EXCERPTED PASSAGE
----------------

25 October 2006

Culture & Consequences.


Below, I excerpted a couple bits of Jody Bottum's fascinating (to me) swallow's-eye view of the decline and fall of Catholic culture in America, and the prospects and, perhaps, conflicted beginnings of a renewal of the same - a renewal for which I pray and in which, I believe, a catholic Anglicanism may play a salutary role (the point not being that the novels and music would be better - though that's important - but that we would be better-formed Christians). Certainly trying to form Anglican disciples is a hard row to hoe in the absence of any supporting culture. Anyhow, I see now that Amy Wellborn has critiqued Bottum's piece, and offers some interesting insights:

". . . We’ve discussed this frequently before, pointing out the mystery that things probably couldn’t have been so perfectly great if, in a matter of 5 years, we went from Tridentine liturgies to consecrating bread in baskets with Blowin’ in the Wind wafting around our heads. Things don’t happen that fast without some foundation, ironically, for the collapse. (I would suggest, though, if you read some honest accounts of most of the priests, and particularly diocesan priests, and many of the women religious in those decades preceding Vatican II, it will become clearer. The rules were many, with little rationales offered or built into the system. In that context, it is a little easier to see how poorly understood structures could be quickly tossed aside. Even Frank Sheed, in The Church and I fretted over the abysmal level of theological and spiritual knowledge among American religious women, for example.)

----------------

GIVEN PROBLEM 1
In the blog post on Catholic culture, what book by Frank Sheed is named?
GIVEN PROBLEM 2
List every person named in the blog post on Catholic culture.
GIVEN PROBLEM 3
Please translate this sentence from the blog post on Catholic culture into Spanish: "Certainly trying to form Anglican disciples is a hard row to hoe in the absence of any supporting culture."

(Saved data entries)

----------------

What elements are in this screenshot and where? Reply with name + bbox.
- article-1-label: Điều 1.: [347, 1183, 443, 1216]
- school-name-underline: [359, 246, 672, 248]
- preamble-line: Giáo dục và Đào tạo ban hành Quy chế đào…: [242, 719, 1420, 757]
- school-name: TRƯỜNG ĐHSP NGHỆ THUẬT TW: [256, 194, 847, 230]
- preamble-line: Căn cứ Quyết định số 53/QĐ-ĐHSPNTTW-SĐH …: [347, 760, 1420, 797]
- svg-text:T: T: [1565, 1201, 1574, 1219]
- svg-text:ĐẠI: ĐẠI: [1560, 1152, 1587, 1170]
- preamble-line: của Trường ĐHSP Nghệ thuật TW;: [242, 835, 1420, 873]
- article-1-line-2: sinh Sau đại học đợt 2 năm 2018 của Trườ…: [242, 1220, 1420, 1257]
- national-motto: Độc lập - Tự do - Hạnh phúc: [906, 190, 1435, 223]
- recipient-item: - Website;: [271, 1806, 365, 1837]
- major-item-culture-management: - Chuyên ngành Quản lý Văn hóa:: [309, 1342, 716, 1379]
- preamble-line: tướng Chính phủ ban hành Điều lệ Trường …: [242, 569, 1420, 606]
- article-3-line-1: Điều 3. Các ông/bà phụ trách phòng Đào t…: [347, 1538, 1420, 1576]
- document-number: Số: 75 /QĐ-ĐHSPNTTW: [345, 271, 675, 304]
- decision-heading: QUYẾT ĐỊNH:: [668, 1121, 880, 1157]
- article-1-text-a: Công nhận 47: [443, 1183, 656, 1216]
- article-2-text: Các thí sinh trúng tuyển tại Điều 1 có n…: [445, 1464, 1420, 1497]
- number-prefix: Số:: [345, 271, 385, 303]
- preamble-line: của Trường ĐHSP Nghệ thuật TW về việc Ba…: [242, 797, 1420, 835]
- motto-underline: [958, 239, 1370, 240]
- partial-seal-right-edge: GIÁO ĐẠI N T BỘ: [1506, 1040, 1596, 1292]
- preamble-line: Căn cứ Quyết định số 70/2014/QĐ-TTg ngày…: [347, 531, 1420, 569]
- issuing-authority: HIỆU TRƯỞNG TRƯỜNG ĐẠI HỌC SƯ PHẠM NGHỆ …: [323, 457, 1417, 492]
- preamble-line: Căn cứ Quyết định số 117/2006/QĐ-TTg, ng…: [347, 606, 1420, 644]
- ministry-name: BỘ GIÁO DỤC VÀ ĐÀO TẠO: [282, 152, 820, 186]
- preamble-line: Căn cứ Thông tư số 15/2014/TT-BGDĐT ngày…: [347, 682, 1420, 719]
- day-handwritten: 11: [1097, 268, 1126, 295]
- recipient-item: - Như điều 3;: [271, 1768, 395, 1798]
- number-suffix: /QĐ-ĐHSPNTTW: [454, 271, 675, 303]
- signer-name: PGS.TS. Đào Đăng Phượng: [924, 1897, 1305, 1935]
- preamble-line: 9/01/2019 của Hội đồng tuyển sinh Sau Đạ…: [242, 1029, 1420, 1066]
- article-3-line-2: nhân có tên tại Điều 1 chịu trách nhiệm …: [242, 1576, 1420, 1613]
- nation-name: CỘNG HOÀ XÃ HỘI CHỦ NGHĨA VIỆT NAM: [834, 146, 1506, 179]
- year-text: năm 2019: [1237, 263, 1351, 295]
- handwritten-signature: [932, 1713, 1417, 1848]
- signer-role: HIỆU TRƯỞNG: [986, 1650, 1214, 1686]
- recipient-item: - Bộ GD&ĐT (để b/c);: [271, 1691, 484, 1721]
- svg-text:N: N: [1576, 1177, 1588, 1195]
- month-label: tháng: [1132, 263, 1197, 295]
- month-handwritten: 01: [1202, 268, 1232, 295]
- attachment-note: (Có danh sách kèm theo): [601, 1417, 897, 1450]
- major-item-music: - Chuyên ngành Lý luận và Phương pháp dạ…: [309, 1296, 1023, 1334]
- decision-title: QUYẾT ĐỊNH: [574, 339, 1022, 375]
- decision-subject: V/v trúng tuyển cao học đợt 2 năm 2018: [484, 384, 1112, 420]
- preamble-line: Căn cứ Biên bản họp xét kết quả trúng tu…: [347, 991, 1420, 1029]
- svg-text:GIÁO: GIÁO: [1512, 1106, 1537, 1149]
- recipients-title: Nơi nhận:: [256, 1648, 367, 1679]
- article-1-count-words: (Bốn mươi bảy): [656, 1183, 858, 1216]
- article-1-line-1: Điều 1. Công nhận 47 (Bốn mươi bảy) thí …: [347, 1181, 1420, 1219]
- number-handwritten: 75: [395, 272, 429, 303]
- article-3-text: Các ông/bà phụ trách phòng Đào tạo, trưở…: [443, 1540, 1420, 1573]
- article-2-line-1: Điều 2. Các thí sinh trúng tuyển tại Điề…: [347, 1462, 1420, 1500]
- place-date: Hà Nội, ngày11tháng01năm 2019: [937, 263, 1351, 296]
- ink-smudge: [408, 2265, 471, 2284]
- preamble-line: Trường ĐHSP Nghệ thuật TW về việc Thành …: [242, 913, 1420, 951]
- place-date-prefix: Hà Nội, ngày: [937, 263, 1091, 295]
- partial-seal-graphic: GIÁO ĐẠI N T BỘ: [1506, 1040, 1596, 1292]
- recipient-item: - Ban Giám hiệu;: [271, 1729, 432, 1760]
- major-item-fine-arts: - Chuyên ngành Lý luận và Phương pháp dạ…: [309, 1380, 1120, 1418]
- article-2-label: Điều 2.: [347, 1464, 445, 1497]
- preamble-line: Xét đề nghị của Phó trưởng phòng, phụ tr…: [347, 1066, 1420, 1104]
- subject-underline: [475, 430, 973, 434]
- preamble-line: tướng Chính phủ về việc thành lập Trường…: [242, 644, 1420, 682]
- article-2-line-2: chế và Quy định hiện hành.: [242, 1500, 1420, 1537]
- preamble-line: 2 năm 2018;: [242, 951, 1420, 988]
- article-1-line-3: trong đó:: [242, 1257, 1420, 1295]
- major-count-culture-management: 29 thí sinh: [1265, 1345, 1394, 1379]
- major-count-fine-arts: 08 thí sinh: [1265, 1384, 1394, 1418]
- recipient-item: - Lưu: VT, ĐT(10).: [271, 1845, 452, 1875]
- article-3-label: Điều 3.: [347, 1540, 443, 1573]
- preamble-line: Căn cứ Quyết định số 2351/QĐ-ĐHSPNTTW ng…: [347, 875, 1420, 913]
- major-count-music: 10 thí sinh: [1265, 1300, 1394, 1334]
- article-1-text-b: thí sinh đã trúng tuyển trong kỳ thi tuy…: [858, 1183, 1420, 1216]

----------------

CORRECT RESULT 1
The Church and I

CORRECT RESULT 2
Jody Bottum, Amy Wellborn, Frank Sheed

CORRECT RESULT 3
Ciertamente, tratar de formar discípulos anglicanos es una tarea ardua en ausencia de cualquier cultura que lo respalde.